## EXERCISE OBJECTIVE
For every line in the records that has the word "coordinate", make a copy.

## LISTED RECORDS
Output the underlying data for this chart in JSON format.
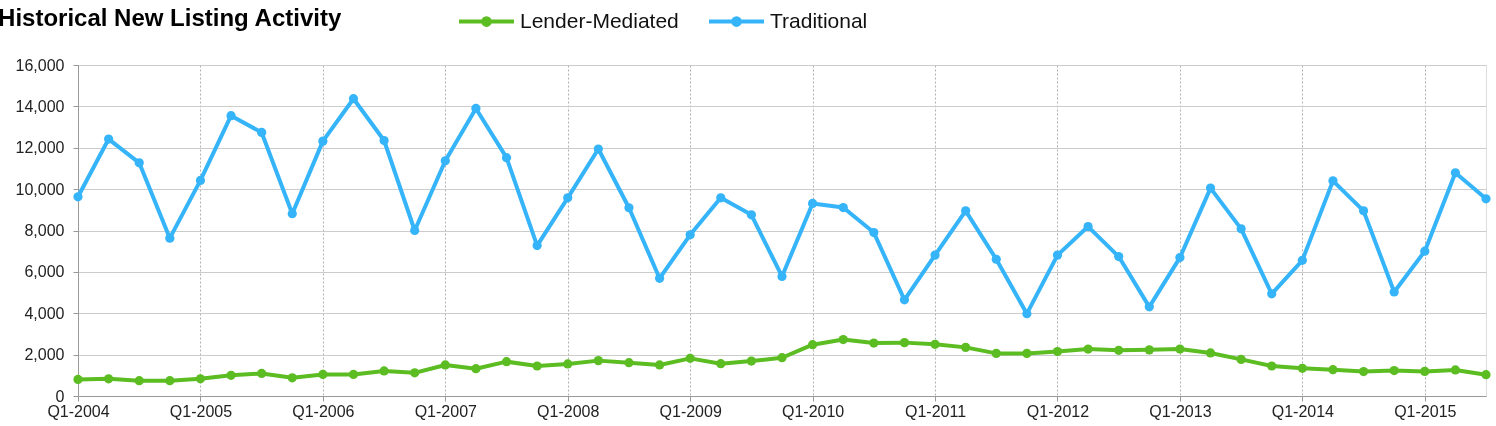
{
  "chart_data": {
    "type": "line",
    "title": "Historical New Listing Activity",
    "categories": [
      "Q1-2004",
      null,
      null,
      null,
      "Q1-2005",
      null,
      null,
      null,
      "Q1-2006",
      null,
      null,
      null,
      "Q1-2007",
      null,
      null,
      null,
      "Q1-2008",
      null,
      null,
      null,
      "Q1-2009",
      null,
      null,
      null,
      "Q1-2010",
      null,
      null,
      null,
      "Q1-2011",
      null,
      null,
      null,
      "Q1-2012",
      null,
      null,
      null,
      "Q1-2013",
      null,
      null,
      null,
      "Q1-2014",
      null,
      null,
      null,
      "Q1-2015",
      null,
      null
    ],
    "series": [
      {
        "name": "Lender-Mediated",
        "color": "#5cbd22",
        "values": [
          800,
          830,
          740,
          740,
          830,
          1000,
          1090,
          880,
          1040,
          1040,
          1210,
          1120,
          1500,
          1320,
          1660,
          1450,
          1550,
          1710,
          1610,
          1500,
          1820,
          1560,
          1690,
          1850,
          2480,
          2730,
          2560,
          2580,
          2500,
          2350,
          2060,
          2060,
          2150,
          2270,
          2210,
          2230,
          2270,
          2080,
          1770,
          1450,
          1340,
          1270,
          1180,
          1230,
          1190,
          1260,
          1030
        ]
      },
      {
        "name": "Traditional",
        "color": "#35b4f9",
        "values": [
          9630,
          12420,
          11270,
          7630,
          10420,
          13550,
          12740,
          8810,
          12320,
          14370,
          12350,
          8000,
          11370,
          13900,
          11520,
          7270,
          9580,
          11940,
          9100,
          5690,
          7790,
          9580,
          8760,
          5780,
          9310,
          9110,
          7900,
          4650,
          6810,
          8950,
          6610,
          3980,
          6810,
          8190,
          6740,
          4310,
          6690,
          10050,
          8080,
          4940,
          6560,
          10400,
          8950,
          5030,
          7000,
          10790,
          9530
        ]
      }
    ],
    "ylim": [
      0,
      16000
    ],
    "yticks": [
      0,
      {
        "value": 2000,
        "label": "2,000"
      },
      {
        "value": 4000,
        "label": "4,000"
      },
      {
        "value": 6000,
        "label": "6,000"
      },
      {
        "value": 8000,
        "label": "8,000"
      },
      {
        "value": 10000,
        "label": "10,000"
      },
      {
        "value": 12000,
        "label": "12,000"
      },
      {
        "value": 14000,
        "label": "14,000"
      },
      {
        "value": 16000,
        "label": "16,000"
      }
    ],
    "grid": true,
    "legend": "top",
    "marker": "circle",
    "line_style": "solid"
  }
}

...

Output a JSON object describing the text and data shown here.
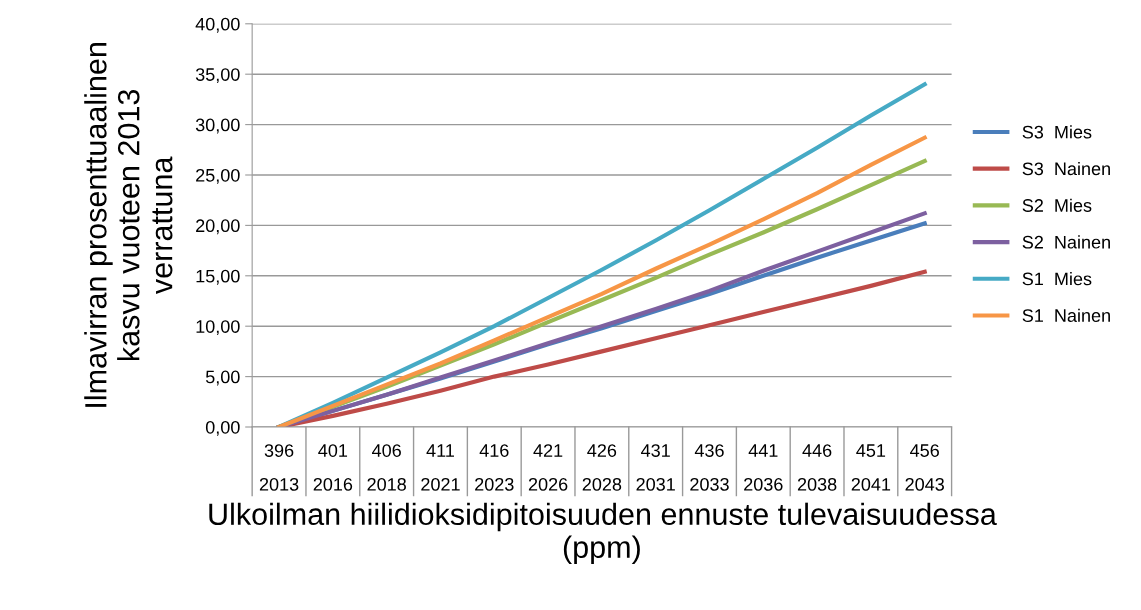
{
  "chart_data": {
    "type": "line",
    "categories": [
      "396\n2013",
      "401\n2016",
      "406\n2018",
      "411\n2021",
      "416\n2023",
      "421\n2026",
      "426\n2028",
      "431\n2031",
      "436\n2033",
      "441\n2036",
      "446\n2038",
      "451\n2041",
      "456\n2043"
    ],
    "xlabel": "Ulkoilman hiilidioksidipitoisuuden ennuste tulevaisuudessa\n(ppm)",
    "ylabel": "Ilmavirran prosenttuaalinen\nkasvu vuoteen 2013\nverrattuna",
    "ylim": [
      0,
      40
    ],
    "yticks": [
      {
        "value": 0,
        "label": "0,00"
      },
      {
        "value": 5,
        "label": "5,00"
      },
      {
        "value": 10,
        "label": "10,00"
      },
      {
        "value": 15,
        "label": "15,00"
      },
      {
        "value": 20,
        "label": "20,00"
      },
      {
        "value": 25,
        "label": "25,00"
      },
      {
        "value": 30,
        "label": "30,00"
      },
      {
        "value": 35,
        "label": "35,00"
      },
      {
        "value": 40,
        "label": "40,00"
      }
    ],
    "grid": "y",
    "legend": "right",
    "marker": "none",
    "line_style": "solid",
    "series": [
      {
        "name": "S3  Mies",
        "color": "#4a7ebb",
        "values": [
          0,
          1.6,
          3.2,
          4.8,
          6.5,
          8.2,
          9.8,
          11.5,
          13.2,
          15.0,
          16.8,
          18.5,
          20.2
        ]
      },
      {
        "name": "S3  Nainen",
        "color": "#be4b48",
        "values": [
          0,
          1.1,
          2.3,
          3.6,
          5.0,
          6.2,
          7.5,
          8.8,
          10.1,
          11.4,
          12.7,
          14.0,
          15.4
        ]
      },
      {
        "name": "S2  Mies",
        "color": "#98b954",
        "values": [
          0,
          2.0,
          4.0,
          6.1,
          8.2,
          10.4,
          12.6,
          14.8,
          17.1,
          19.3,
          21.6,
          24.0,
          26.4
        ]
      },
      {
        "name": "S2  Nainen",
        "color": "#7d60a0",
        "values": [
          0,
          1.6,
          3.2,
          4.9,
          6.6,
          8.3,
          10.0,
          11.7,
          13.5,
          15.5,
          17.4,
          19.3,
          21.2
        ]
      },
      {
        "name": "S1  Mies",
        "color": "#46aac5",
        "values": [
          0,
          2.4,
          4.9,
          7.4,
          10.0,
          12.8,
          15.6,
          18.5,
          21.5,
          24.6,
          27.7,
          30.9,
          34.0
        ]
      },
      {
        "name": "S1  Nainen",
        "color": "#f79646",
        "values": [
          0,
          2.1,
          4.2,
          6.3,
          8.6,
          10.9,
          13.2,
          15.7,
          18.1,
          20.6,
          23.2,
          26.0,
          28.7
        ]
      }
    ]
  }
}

==

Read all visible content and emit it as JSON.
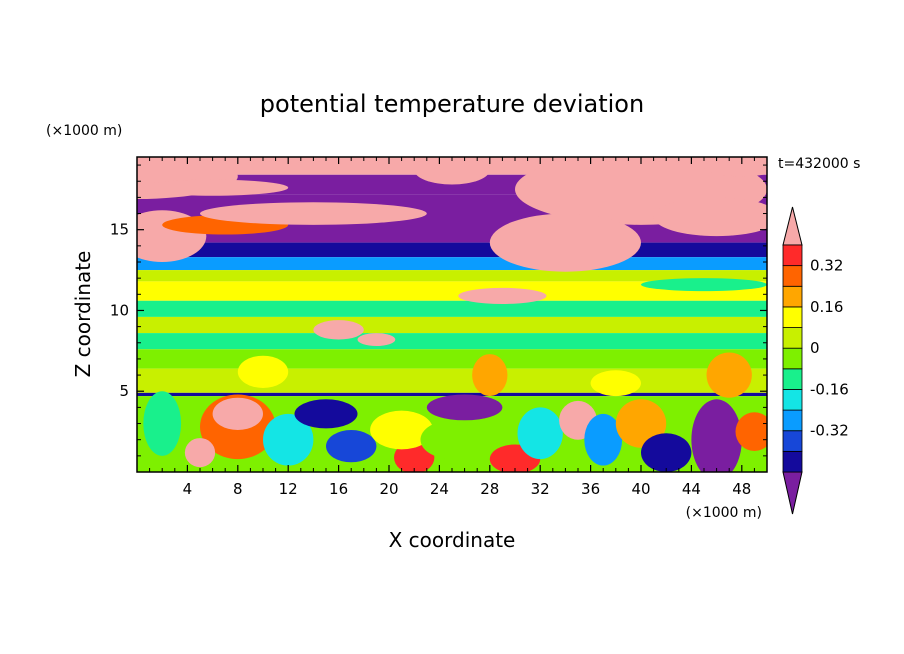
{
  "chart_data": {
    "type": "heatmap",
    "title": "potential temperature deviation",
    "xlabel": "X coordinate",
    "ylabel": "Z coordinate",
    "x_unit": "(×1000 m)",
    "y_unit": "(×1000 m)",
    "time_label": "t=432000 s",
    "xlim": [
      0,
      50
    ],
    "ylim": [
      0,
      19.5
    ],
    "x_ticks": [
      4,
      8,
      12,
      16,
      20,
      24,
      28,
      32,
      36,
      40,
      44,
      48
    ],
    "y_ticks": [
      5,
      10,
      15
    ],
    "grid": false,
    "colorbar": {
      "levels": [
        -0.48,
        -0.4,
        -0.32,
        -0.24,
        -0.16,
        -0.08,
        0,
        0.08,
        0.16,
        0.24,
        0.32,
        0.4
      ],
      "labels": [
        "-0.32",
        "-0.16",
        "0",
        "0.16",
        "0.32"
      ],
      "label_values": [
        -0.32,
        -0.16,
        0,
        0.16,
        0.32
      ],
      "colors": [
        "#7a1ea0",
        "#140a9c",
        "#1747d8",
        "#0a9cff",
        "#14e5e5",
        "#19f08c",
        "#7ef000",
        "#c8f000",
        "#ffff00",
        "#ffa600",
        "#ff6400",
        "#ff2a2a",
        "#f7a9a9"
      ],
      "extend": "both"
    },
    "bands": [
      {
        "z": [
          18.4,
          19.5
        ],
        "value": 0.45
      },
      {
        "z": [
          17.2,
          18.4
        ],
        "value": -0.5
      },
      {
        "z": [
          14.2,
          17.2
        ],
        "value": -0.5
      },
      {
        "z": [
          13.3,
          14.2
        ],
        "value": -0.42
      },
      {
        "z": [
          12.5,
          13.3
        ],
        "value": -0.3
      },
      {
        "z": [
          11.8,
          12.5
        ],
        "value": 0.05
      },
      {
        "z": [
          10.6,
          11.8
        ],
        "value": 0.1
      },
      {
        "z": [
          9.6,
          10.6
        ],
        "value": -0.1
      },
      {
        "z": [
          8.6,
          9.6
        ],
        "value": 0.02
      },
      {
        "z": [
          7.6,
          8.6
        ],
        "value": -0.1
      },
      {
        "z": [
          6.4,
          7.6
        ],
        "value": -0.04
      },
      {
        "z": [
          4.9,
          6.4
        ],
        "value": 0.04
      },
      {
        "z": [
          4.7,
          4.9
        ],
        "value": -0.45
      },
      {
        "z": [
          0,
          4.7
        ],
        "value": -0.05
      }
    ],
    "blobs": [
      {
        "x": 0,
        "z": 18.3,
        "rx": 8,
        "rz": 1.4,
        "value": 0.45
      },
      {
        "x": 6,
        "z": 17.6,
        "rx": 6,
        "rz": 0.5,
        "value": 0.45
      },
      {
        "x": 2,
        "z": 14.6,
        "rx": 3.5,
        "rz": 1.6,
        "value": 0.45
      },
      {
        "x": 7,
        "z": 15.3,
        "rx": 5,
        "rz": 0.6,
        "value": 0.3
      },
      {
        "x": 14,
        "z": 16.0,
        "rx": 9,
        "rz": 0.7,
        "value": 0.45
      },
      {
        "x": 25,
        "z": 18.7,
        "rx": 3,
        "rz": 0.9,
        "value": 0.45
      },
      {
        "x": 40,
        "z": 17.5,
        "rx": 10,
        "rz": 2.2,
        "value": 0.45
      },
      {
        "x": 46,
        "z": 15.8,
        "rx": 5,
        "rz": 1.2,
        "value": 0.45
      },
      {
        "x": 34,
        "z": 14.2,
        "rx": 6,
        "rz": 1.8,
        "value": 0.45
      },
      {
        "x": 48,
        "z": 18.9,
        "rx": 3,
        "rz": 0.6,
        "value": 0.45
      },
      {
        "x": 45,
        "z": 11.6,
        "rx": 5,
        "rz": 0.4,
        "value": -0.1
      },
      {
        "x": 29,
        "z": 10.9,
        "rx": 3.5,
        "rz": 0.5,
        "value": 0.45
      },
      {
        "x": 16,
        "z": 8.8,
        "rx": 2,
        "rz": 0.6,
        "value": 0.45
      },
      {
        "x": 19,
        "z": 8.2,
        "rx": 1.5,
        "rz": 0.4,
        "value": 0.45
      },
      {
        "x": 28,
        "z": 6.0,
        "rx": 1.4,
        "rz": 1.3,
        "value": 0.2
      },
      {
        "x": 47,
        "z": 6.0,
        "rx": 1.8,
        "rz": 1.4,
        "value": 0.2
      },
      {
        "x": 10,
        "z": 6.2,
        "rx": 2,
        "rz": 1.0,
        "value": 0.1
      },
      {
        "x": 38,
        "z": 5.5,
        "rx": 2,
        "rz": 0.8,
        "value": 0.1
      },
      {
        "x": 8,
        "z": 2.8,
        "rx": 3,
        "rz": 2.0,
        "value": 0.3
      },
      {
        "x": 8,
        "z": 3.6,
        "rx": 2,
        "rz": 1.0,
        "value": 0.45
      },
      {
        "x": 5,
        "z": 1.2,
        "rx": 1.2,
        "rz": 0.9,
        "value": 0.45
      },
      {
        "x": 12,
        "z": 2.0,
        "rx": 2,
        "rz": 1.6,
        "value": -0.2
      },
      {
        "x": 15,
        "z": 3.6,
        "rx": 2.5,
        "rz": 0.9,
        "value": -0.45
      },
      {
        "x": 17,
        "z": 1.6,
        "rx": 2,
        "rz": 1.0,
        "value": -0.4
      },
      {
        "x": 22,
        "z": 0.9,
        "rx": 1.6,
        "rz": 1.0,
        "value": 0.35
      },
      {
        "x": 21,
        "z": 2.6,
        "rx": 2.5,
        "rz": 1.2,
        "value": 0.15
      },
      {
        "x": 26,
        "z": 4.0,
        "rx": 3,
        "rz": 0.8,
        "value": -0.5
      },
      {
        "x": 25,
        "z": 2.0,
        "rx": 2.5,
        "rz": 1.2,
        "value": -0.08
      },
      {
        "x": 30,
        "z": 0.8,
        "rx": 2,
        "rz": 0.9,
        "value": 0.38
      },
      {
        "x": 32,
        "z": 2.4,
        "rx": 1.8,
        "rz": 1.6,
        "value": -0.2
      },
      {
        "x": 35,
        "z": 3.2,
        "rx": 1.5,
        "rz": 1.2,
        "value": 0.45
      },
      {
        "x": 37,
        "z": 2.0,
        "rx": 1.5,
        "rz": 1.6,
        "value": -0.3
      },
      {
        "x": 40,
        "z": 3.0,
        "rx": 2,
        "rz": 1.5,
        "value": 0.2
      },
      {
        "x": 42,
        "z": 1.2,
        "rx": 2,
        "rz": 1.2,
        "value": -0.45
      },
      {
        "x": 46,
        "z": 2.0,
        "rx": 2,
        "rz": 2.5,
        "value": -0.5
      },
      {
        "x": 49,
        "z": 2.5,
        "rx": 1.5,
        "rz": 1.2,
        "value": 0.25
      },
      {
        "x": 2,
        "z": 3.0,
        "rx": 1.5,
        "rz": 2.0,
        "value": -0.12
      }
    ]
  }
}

## WORKED ANSWER
    "xlabel": "X coordinate",
    "ylabel": "Z coordinate",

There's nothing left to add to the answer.